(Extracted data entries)
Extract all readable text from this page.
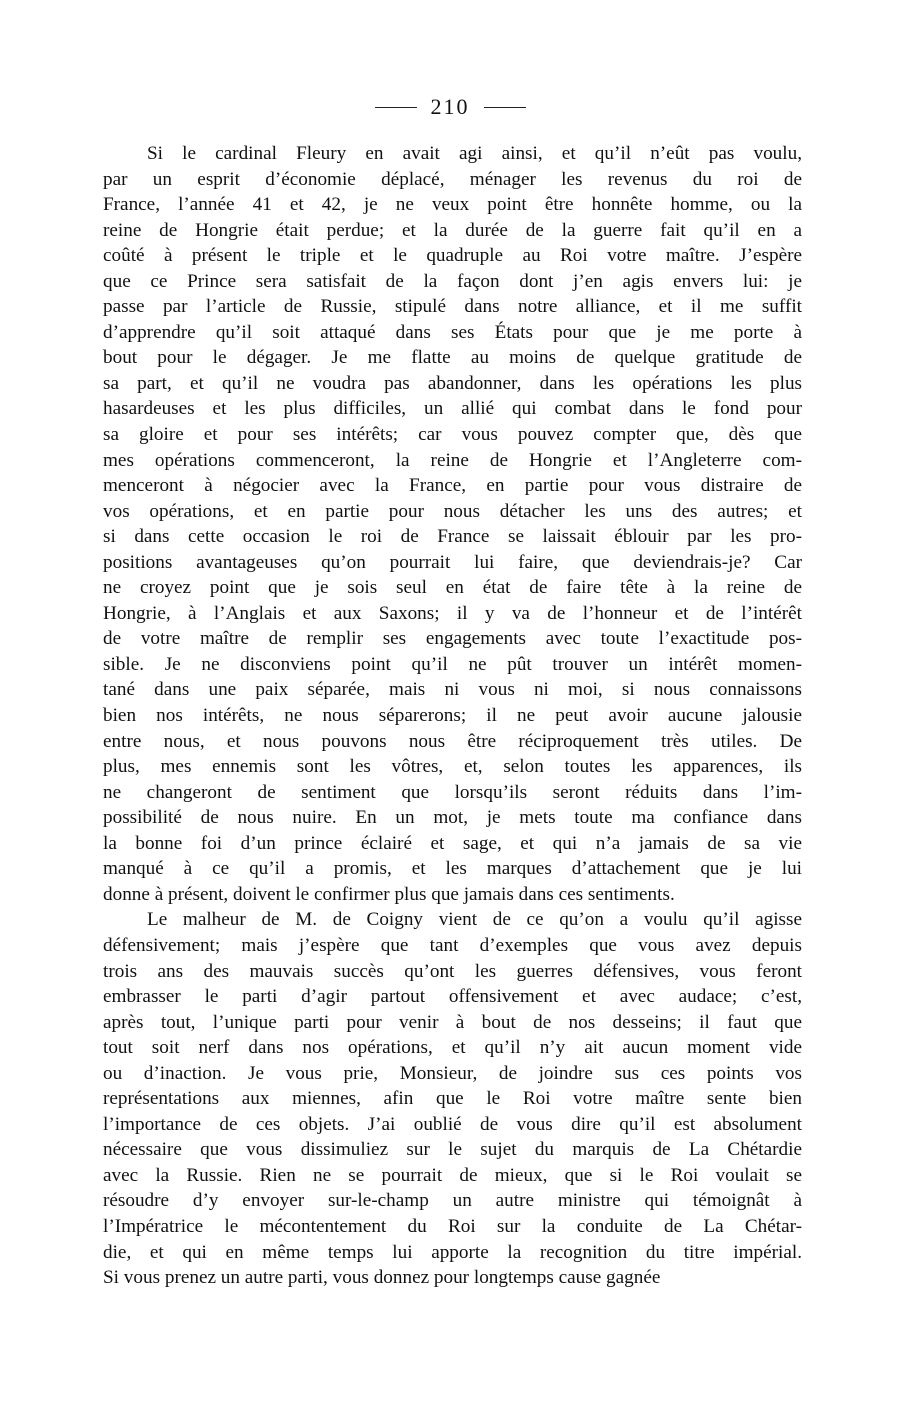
210
Si le cardinal Fleury en avait agi ainsi, et qu’il n’eût pas voulu,
par un esprit d’économie déplacé, ménager les revenus du roi de
France, l’année 41 et 42, je ne veux point être honnête homme, ou la
reine de Hongrie était perdue; et la durée de la guerre fait qu’il en a
coûté à présent le triple et le quadruple au Roi votre maître. J’espère
que ce Prince sera satisfait de la façon dont j’en agis envers lui: je
passe par l’article de Russie, stipulé dans notre alliance, et il me suffit
d’apprendre qu’il soit attaqué dans ses États pour que je me porte à
bout pour le dégager. Je me flatte au moins de quelque gratitude de
sa part, et qu’il ne voudra pas abandonner, dans les opérations les plus
hasardeuses et les plus difficiles, un allié qui combat dans le fond pour
sa gloire et pour ses intérêts; car vous pouvez compter que, dès que
mes opérations commenceront, la reine de Hongrie et l’Angleterre com-
menceront à négocier avec la France, en partie pour vous distraire de
vos opérations, et en partie pour nous détacher les uns des autres; et
si dans cette occasion le roi de France se laissait éblouir par les pro-
positions avantageuses qu’on pourrait lui faire, que deviendrais-je? Car
ne croyez point que je sois seul en état de faire tête à la reine de
Hongrie, à l’Anglais et aux Saxons; il y va de l’honneur et de l’intérêt
de votre maître de remplir ses engagements avec toute l’exactitude pos-
sible. Je ne disconviens point qu’il ne pût trouver un intérêt momen-
tané dans une paix séparée, mais ni vous ni moi, si nous connaissons
bien nos intérêts, ne nous séparerons; il ne peut avoir aucune jalousie
entre nous, et nous pouvons nous être réciproquement très utiles. De
plus, mes ennemis sont les vôtres, et, selon toutes les apparences, ils
ne changeront de sentiment que lorsqu’ils seront réduits dans l’im-
possibilité de nous nuire. En un mot, je mets toute ma confiance dans
la bonne foi d’un prince éclairé et sage, et qui n’a jamais de sa vie
manqué à ce qu’il a promis, et les marques d’attachement que je lui
donne à présent, doivent le confirmer plus que jamais dans ces sentiments.
Le malheur de M. de Coigny vient de ce qu’on a voulu qu’il agisse
défensivement; mais j’espère que tant d’exemples que vous avez depuis
trois ans des mauvais succès qu’ont les guerres défensives, vous feront
embrasser le parti d’agir partout offensivement et avec audace; c’est,
après tout, l’unique parti pour venir à bout de nos desseins; il faut que
tout soit nerf dans nos opérations, et qu’il n’y ait aucun moment vide
ou d’inaction. Je vous prie, Monsieur, de joindre sus ces points vos
représentations aux miennes, afin que le Roi votre maître sente bien
l’importance de ces objets. J’ai oublié de vous dire qu’il est absolument
nécessaire que vous dissimuliez sur le sujet du marquis de La Chétardie
avec la Russie. Rien ne se pourrait de mieux, que si le Roi voulait se
résoudre d’y envoyer sur-le-champ un autre ministre qui témoignât à
l’Impératrice le mécontentement du Roi sur la conduite de La Chétar-
die, et qui en même temps lui apporte la recognition du titre impérial.
Si vous prenez un autre parti, vous donnez pour longtemps cause gagnée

Requirement: Isolate each line of the listing above that includes "avec". Copy it.

Answer to the problem:
menceront à négocier avec la France, en partie pour vous distraire de
de votre maître de remplir ses engagements avec toute l’exactitude pos-
embrasser le parti d’agir partout offensivement et avec audace; c’est,
avec la Russie. Rien ne se pourrait de mieux, que si le Roi voulait se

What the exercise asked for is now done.